● STATED PROBLEM:
Where the line containing "Extract all readable text from this page." appears, begin retyping; continue exactly through the final line of the data. Omit every picture.

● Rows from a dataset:
>> begin

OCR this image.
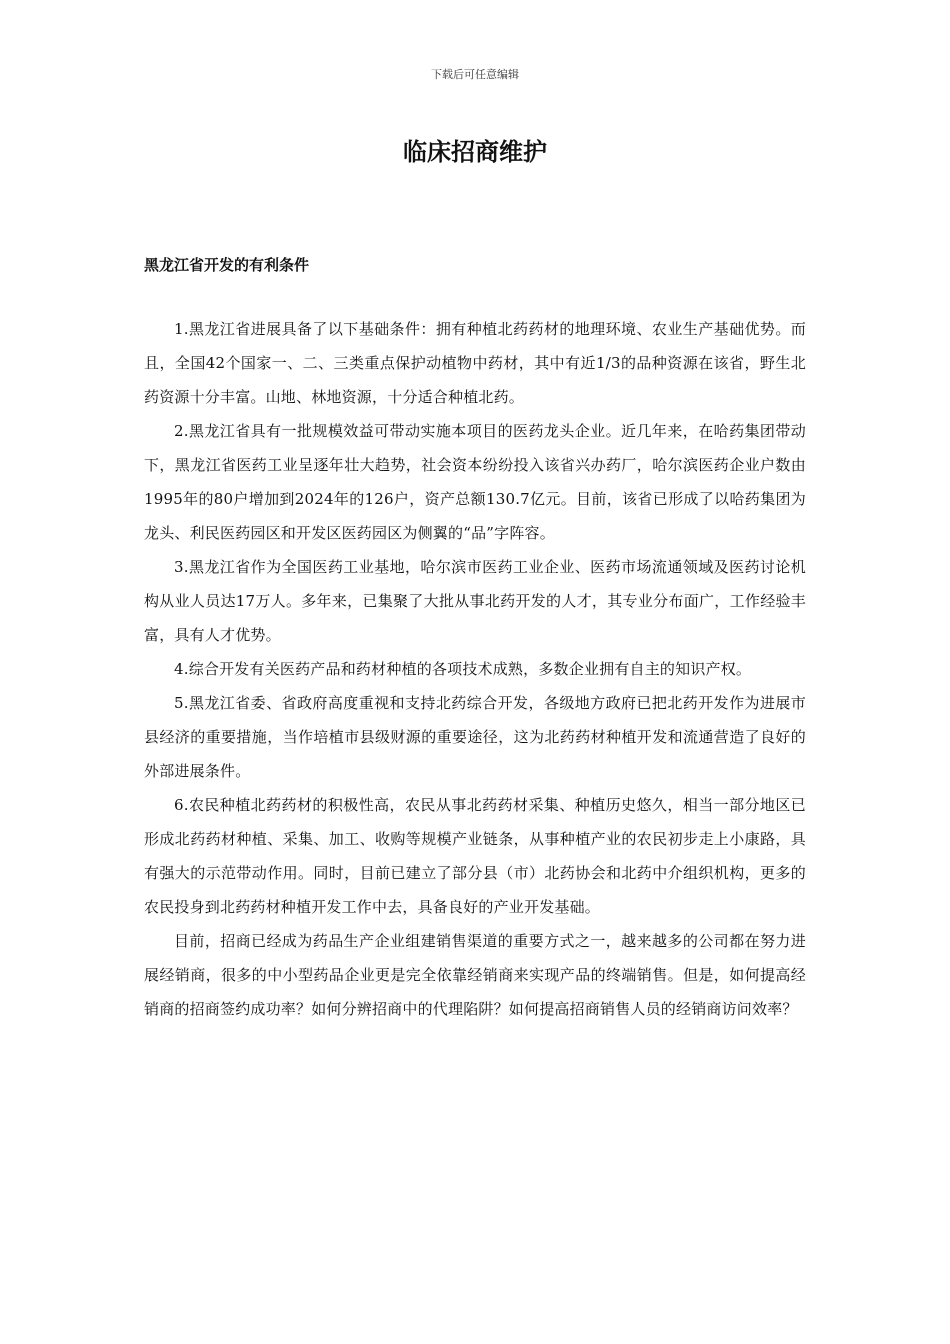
下载后可任意编辑
临床招商维护
黑龙江省开发的有利条件

1.黑龙江省进展具备了以下基础条件：拥有种植北药药材的地理环境、农业生产基础优势。而且，全国42个国家一、二、三类重点保护动植物中药材，其中有近1/3的品种资源在该省，野生北药资源十分丰富。山地、林地资源，十分适合种植北药。

2.黑龙江省具有一批规模效益可带动实施本项目的医药龙头企业。近几年来，在哈药集团带动下，黑龙江省医药工业呈逐年壮大趋势，社会资本纷纷投入该省兴办药厂，哈尔滨医药企业户数由1995年的80户增加到2024年的126户，资产总额130.7亿元。目前，该省已形成了以哈药集团为龙头、利民医药园区和开发区医药园区为侧翼的“品”字阵容。

3.黑龙江省作为全国医药工业基地，哈尔滨市医药工业企业、医药市场流通领域及医药讨论机构从业人员达17万人。多年来，已集聚了大批从事北药开发的人才，其专业分布面广，工作经验丰富，具有人才优势。

4.综合开发有关医药产品和药材种植的各项技术成熟，多数企业拥有自主的知识产权。

5.黑龙江省委、省政府高度重视和支持北药综合开发，各级地方政府已把北药开发作为进展市县经济的重要措施，当作培植市县级财源的重要途径，这为北药药材种植开发和流通营造了良好的外部进展条件。

6.农民种植北药药材的积极性高，农民从事北药药材采集、种植历史悠久，相当一部分地区已形成北药药材种植、采集、加工、收购等规模产业链条，从事种植产业的农民初步走上小康路，具有强大的示范带动作用。同时，目前已建立了部分县（市）北药协会和北药中介组织机构，更多的农民投身到北药药材种植开发工作中去，具备良好的产业开发基础。

目前，招商已经成为药品生产企业组建销售渠道的重要方式之一，越来越多的公司都在努力进展经销商，很多的中小型药品企业更是完全依靠经销商来实现产品的终端销售。但是，如何提高经销商的招商签约成功率？如何分辨招商中的代理陷阱？如何提高招商销售人员的经销商访问效率？
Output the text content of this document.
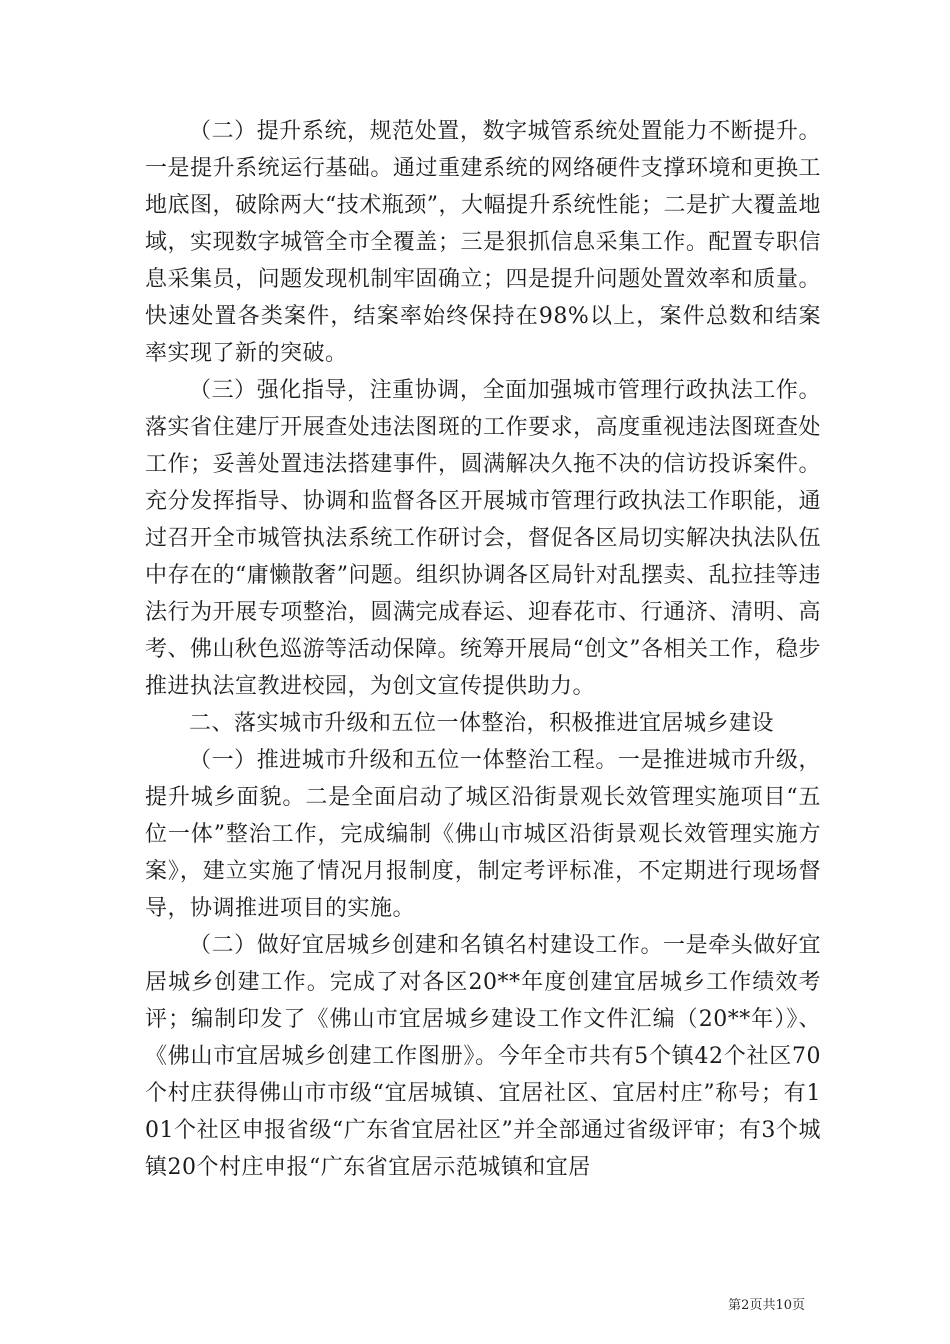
（二）提升系统，规范处置，数字城管系统处置能力不断提升。一是提升系统运行基础。通过重建系统的网络硬件支撑环境和更换工地底图，破除两大“技术瓶颈”，大幅提升系统性能；二是扩大覆盖地域，实现数字城管全市全覆盖；三是狠抓信息采集工作。配置专职信息采集员，问题发现机制牢固确立；四是提升问题处置效率和质量。快速处置各类案件，结案率始终保持在98%以上，案件总数和结案率实现了新的突破。

（三）强化指导，注重协调，全面加强城市管理行政执法工作。落实省住建厅开展查处违法图斑的工作要求，高度重视违法图斑查处工作；妥善处置违法搭建事件，圆满解决久拖不决的信访投诉案件。充分发挥指导、协调和监督各区开展城市管理行政执法工作职能，通过召开全市城管执法系统工作研讨会，督促各区局切实解决执法队伍中存在的“庸懒散奢”问题。组织协调各区局针对乱摆卖、乱拉挂等违法行为开展专项整治，圆满完成春运、迎春花市、行通济、清明、高考、佛山秋色巡游等活动保障。统筹开展局“创文”各相关工作，稳步推进执法宣教进校园，为创文宣传提供助力。

二、落实城市升级和五位一体整治，积极推进宜居城乡建设

（一）推进城市升级和五位一体整治工程。一是推进城市升级，提升城乡面貌。二是全面启动了城区沿街景观长效管理实施项目“五位一体”整治工作，完成编制《佛山市城区沿街景观长效管理实施方案》，建立实施了情况月报制度，制定考评标准，不定期进行现场督导，协调推进项目的实施。

（二）做好宜居城乡创建和名镇名村建设工作。一是牵头做好宜居城乡创建工作。完成了对各区20**年度创建宜居城乡工作绩效考评；编制印发了《佛山市宜居城乡建设工作文件汇编（20**年）》、《佛山市宜居城乡创建工作图册》。今年全市共有5个镇42个社区70个村庄获得佛山市市级“宜居城镇、宜居社区、宜居村庄”称号；有101个社区申报省级“广东省宜居社区”并全部通过省级评审；有3个城镇20个村庄申报“广东省宜居示范城镇和宜居

第2页共10页
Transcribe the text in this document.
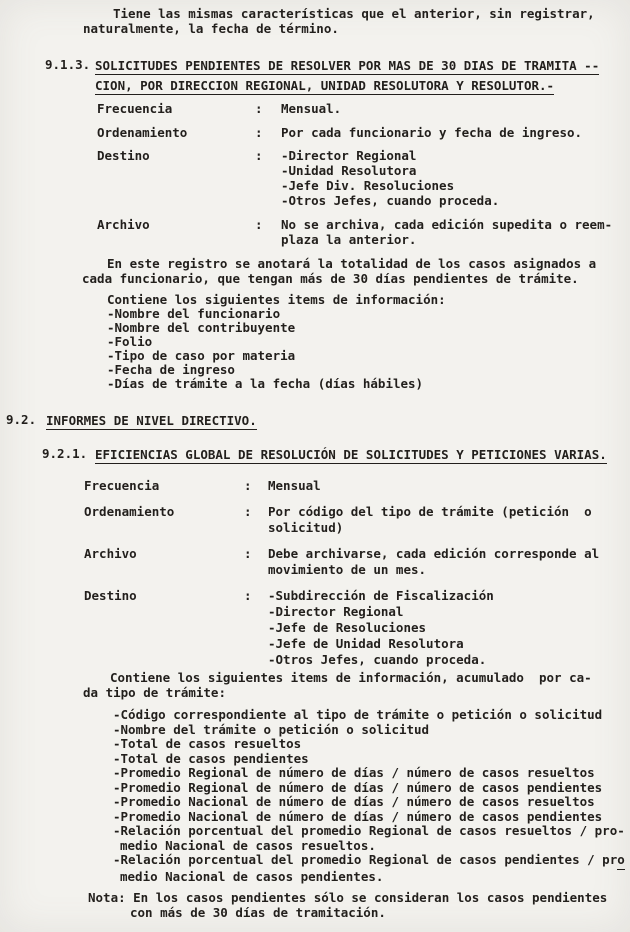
Tiene las mismas características que el anterior, sin registrar,
naturalmente, la fecha de término.
9.1.3. SOLICITUDES PENDIENTES DE RESOLVER POR MAS DE 30 DIAS DE TRAMITA --
CION, POR DIRECCION REGIONAL, UNIDAD RESOLUTORA Y RESOLUTOR.-
Frecuencia	:	Mensual.
Ordenamiento	:	Por cada funcionario y fecha de ingreso.
Destino	:	-Director Regional
-Unidad Resolutora
-Jefe Div. Resoluciones
-Otros Jefes, cuando proceda.
Archivo	:	No se archiva, cada edición supedita o reem-
plaza la anterior.
En este registro se anotará la totalidad de los casos asignados a
cada funcionario, que tengan más de 30 días pendientes de trámite.
Contiene los siguientes items de información:
-Nombre del funcionario
-Nombre del contribuyente
-Folio
-Tipo de caso por materia
-Fecha de ingreso
-Días de trámite a la fecha (días hábiles)
9.2. INFORMES DE NIVEL DIRECTIVO.
9.2.1. EFICIENCIAS GLOBAL DE RESOLUCIÓN DE SOLICITUDES Y PETICIONES VARIAS.
Frecuencia	:	Mensual
Ordenamiento	:	Por código del tipo de trámite (petición  o
solicitud)
Archivo	:	Debe archivarse, cada edición corresponde al
movimiento de un mes.
Destino	:	-Subdirección de Fiscalización
-Director Regional
-Jefe de Resoluciones
-Jefe de Unidad Resolutora
-Otros Jefes, cuando proceda.
Contiene los siguientes items de información, acumulado  por ca-
da tipo de trámite:
-Código correspondiente al tipo de trámite o petición o solicitud
-Nombre del trámite o petición o solicitud
-Total de casos resueltos
-Total de casos pendientes
-Promedio Regional de número de días / número de casos resueltos
-Promedio Regional de número de días / número de casos pendientes
-Promedio Nacional de número de días / número de casos resueltos
-Promedio Nacional de número de días / número de casos pendientes
-Relación porcentual del promedio Regional de casos resueltos / pro-
medio Nacional de casos resueltos.
-Relación porcentual del promedio Regional de casos pendientes / pro
medio Nacional de casos pendientes.
Nota: En los casos pendientes sólo se consideran los casos pendientes
con más de 30 días de tramitación.
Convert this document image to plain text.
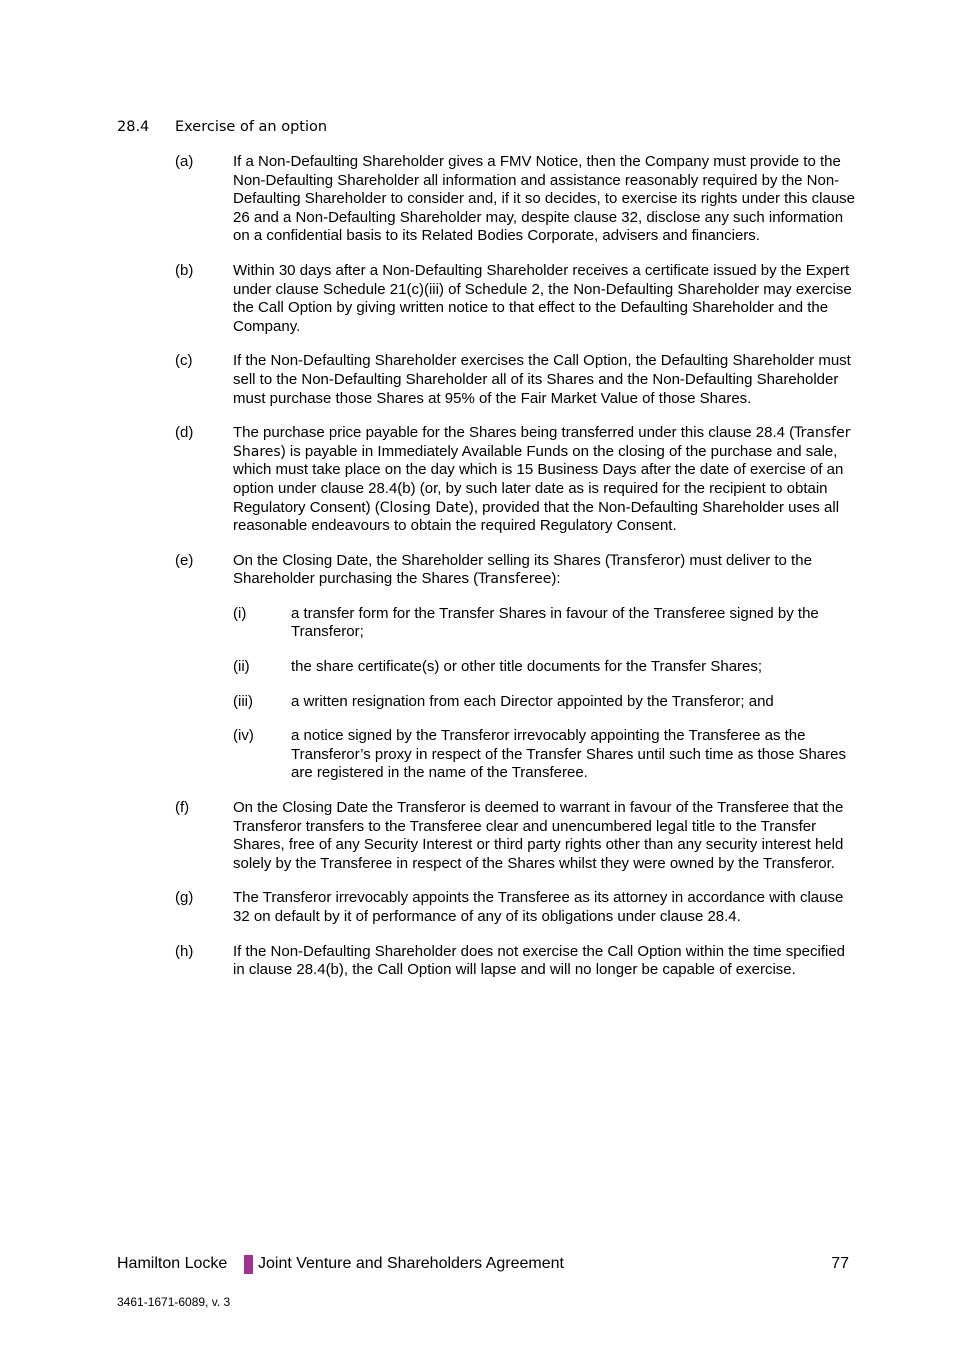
28.4 Exercise of an option
(a)	If a Non-Defaulting Shareholder gives a FMV Notice, then the Company must provide to the Non-Defaulting Shareholder all information and assistance reasonably required by the Non-Defaulting Shareholder to consider and, if it so decides, to exercise its rights under this clause 26 and a Non-Defaulting Shareholder may, despite clause 32, disclose any such information on a confidential basis to its Related Bodies Corporate, advisers and financiers.
(b)	Within 30 days after a Non-Defaulting Shareholder receives a certificate issued by the Expert under clause Schedule 21(c)(iii) of Schedule 2, the Non-Defaulting Shareholder may exercise the Call Option by giving written notice to that effect to the Defaulting Shareholder and the Company.
(c)	If the Non-Defaulting Shareholder exercises the Call Option, the Defaulting Shareholder must sell to the Non-Defaulting Shareholder all of its Shares and the Non-Defaulting Shareholder must purchase those Shares at 95% of the Fair Market Value of those Shares.
(d)	The purchase price payable for the Shares being transferred under this clause 28.4 (Transfer Shares) is payable in Immediately Available Funds on the closing of the purchase and sale, which must take place on the day which is 15 Business Days after the date of exercise of an option under clause 28.4(b) (or, by such later date as is required for the recipient to obtain Regulatory Consent) (Closing Date), provided that the Non-Defaulting Shareholder uses all reasonable endeavours to obtain the required Regulatory Consent.
(e)	On the Closing Date, the Shareholder selling its Shares (Transferor) must deliver to the Shareholder purchasing the Shares (Transferee):
(i)	a transfer form for the Transfer Shares in favour of the Transferee signed by the Transferor;
(ii)	the share certificate(s) or other title documents for the Transfer Shares;
(iii)	a written resignation from each Director appointed by the Transferor; and
(iv) a notice signed by the Transferor irrevocably appointing the Transferee as the Transferor’s proxy in respect of the Transfer Shares until such time as those Shares are registered in the name of the Transferee.
(f)	On the Closing Date the Transferor is deemed to warrant in favour of the Transferee that the Transferor transfers to the Transferee clear and unencumbered legal title to the Transfer Shares, free of any Security Interest or third party rights other than any security interest held solely by the Transferee in respect of the Shares whilst they were owned by the Transferor.
(g)	The Transferor irrevocably appoints the Transferee as its attorney in accordance with clause 32 on default by it of performance of any of its obligations under clause 28.4.
(h)	If the Non-Defaulting Shareholder does not exercise the Call Option within the time specified in clause 28.4(b), the Call Option will lapse and will no longer be capable of exercise.
Hamilton Locke Joint Venture and Shareholders Agreement	77
3461-1671-6089, v. 3
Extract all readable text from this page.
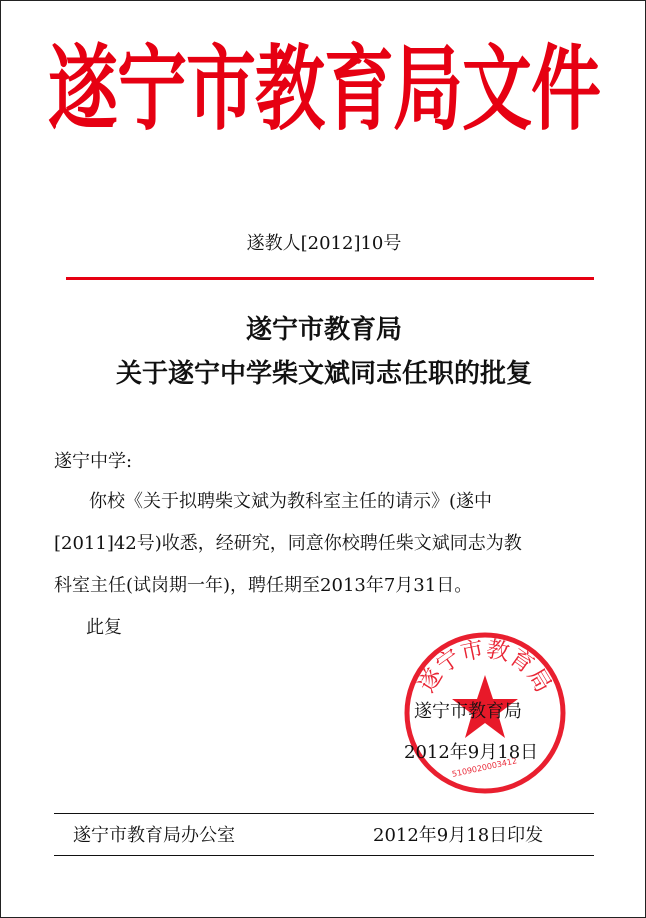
遂宁市教育局文件
遂教人[2012]10号
遂宁市教育局
关于遂宁中学柴文斌同志任职的批复
遂宁中学:
你校《关于拟聘柴文斌为教科室主任的请示》(遂中
[2011]42号)收悉，经研究，同意你校聘任柴文斌同志为教
科室主任(试岗期一年)，聘任期至2013年7月31日。
此复
遂宁市教育局
5109020003412
遂宁市教育局
2012年9月18日
遂宁市教育局办公室	2012年9月18日印发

>> end

● TASK RESPONSE:
Extract all readable text from this page.
遂宁市教育局文件
遂教人[2012]10号
遂宁市教育局
关于遂宁中学柴文斌同志任职的批复
遂宁中学:
你校《关于拟聘柴文斌为教科室主任的请示》(遂中
[2011]42号)收悉，经研究，同意你校聘任柴文斌同志为教
科室主任(试岗期一年)，聘任期至2013年7月31日。
此复
遂宁市教育局
5109020003412
遂宁市教育局
2012年9月18日
遂宁市教育局办公室	2012年9月18日印发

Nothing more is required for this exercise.